Exercise requirements:
Transcribe all the records with complete accuracy.

(Records that describe figures)
───

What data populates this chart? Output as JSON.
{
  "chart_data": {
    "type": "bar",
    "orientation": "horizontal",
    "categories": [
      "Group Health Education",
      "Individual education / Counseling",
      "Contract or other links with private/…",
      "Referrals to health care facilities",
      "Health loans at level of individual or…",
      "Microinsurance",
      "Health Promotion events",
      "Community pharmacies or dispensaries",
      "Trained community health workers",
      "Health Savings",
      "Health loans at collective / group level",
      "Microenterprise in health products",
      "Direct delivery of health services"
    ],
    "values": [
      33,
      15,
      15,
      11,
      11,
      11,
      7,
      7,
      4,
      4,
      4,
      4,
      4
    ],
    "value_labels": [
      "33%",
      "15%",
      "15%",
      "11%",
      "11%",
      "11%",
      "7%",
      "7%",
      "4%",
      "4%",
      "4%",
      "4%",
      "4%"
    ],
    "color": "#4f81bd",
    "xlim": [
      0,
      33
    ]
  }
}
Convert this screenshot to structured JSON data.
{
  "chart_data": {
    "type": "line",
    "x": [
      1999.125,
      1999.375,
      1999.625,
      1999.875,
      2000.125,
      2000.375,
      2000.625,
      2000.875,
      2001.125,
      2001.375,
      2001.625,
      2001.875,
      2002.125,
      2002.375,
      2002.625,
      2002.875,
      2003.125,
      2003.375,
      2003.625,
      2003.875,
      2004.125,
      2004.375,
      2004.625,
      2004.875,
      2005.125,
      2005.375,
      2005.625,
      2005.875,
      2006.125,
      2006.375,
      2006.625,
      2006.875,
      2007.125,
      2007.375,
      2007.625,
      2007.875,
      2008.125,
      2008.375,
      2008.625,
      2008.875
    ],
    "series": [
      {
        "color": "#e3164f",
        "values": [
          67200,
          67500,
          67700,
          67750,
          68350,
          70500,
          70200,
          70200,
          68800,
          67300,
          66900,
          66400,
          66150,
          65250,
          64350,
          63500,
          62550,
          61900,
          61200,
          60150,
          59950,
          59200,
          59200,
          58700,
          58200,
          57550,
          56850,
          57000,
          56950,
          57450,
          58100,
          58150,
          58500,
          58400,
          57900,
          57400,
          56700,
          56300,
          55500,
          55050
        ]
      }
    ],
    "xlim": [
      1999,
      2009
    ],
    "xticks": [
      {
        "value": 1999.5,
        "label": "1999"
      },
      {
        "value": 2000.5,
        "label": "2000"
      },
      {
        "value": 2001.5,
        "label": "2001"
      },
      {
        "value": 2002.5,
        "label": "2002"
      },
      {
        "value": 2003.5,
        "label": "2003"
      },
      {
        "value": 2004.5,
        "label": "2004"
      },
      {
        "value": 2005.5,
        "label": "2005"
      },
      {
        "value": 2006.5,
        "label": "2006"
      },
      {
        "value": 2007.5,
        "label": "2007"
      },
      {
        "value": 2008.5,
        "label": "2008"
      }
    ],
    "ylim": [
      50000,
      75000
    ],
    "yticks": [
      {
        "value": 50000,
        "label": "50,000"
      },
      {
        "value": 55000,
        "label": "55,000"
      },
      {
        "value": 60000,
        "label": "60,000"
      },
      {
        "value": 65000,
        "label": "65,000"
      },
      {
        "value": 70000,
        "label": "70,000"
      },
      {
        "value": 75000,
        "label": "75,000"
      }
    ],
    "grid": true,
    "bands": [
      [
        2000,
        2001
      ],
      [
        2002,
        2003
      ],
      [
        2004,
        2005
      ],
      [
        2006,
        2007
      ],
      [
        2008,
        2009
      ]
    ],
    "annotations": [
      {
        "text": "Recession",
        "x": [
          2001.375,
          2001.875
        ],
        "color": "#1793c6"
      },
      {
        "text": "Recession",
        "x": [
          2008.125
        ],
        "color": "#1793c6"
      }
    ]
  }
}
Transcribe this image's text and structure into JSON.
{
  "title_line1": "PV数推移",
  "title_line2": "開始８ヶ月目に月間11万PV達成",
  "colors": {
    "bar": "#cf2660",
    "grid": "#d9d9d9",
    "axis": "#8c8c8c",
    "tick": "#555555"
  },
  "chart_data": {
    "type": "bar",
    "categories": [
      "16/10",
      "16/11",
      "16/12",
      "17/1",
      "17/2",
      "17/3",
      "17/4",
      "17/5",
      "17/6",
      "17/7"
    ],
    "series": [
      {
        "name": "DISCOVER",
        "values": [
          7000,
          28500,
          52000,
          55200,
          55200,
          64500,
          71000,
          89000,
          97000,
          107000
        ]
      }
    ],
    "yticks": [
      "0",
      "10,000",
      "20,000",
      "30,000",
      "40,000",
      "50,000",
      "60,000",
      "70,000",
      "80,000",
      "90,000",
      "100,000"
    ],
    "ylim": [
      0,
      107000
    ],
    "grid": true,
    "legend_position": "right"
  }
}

───

Response below:
What data populates this chart? Output as JSON.
{
  "chart_data": {
    "type": "bar",
    "orientation": "horizontal",
    "categories": [
      "Group Health Education",
      "Individual education / Counseling",
      "Contract or other links with private/…",
      "Referrals to health care facilities",
      "Health loans at level of individual or…",
      "Microinsurance",
      "Health Promotion events",
      "Community pharmacies or dispensaries",
      "Trained community health workers",
      "Health Savings",
      "Health loans at collective / group level",
      "Microenterprise in health products",
      "Direct delivery of health services"
    ],
    "values": [
      33,
      15,
      15,
      11,
      11,
      11,
      7,
      7,
      4,
      4,
      4,
      4,
      4
    ],
    "value_labels": [
      "33%",
      "15%",
      "15%",
      "11%",
      "11%",
      "11%",
      "7%",
      "7%",
      "4%",
      "4%",
      "4%",
      "4%",
      "4%"
    ],
    "color": "#4f81bd",
    "xlim": [
      0,
      33
    ]
  }
}
Convert this screenshot to structured JSON data.
{
  "chart_data": {
    "type": "line",
    "x": [
      1999.125,
      1999.375,
      1999.625,
      1999.875,
      2000.125,
      2000.375,
      2000.625,
      2000.875,
      2001.125,
      2001.375,
      2001.625,
      2001.875,
      2002.125,
      2002.375,
      2002.625,
      2002.875,
      2003.125,
      2003.375,
      2003.625,
      2003.875,
      2004.125,
      2004.375,
      2004.625,
      2004.875,
      2005.125,
      2005.375,
      2005.625,
      2005.875,
      2006.125,
      2006.375,
      2006.625,
      2006.875,
      2007.125,
      2007.375,
      2007.625,
      2007.875,
      2008.125,
      2008.375,
      2008.625,
      2008.875
    ],
    "series": [
      {
        "color": "#e3164f",
        "values": [
          67200,
          67500,
          67700,
          67750,
          68350,
          70500,
          70200,
          70200,
          68800,
          67300,
          66900,
          66400,
          66150,
          65250,
          64350,
          63500,
          62550,
          61900,
          61200,
          60150,
          59950,
          59200,
          59200,
          58700,
          58200,
          57550,
          56850,
          57000,
          56950,
          57450,
          58100,
          58150,
          58500,
          58400,
          57900,
          57400,
          56700,
          56300,
          55500,
          55050
        ]
      }
    ],
    "xlim": [
      1999,
      2009
    ],
    "xticks": [
      {
        "value": 1999.5,
        "label": "1999"
      },
      {
        "value": 2000.5,
        "label": "2000"
      },
      {
        "value": 2001.5,
        "label": "2001"
      },
      {
        "value": 2002.5,
        "label": "2002"
      },
      {
        "value": 2003.5,
        "label": "2003"
      },
      {
        "value": 2004.5,
        "label": "2004"
      },
      {
        "value": 2005.5,
        "label": "2005"
      },
      {
        "value": 2006.5,
        "label": "2006"
      },
      {
        "value": 2007.5,
        "label": "2007"
      },
      {
        "value": 2008.5,
        "label": "2008"
      }
    ],
    "ylim": [
      50000,
      75000
    ],
    "yticks": [
      {
        "value": 50000,
        "label": "50,000"
      },
      {
        "value": 55000,
        "label": "55,000"
      },
      {
        "value": 60000,
        "label": "60,000"
      },
      {
        "value": 65000,
        "label": "65,000"
      },
      {
        "value": 70000,
        "label": "70,000"
      },
      {
        "value": 75000,
        "label": "75,000"
      }
    ],
    "grid": true,
    "bands": [
      [
        2000,
        2001
      ],
      [
        2002,
        2003
      ],
      [
        2004,
        2005
      ],
      [
        2006,
        2007
      ],
      [
        2008,
        2009
      ]
    ],
    "annotations": [
      {
        "text": "Recession",
        "x": [
          2001.375,
          2001.875
        ],
        "color": "#1793c6"
      },
      {
        "text": "Recession",
        "x": [
          2008.125
        ],
        "color": "#1793c6"
      }
    ]
  }
}
Transcribe this image's text and structure into JSON.
{
  "title_line1": "PV数推移",
  "title_line2": "開始８ヶ月目に月間11万PV達成",
  "colors": {
    "bar": "#cf2660",
    "grid": "#d9d9d9",
    "axis": "#8c8c8c",
    "tick": "#555555"
  },
  "chart_data": {
    "type": "bar",
    "categories": [
      "16/10",
      "16/11",
      "16/12",
      "17/1",
      "17/2",
      "17/3",
      "17/4",
      "17/5",
      "17/6",
      "17/7"
    ],
    "series": [
      {
        "name": "DISCOVER",
        "values": [
          7000,
          28500,
          52000,
          55200,
          55200,
          64500,
          71000,
          89000,
          97000,
          107000
        ]
      }
    ],
    "yticks": [
      "0",
      "10,000",
      "20,000",
      "30,000",
      "40,000",
      "50,000",
      "60,000",
      "70,000",
      "80,000",
      "90,000",
      "100,000"
    ],
    "ylim": [
      0,
      107000
    ],
    "grid": true,
    "legend_position": "right"
  }
}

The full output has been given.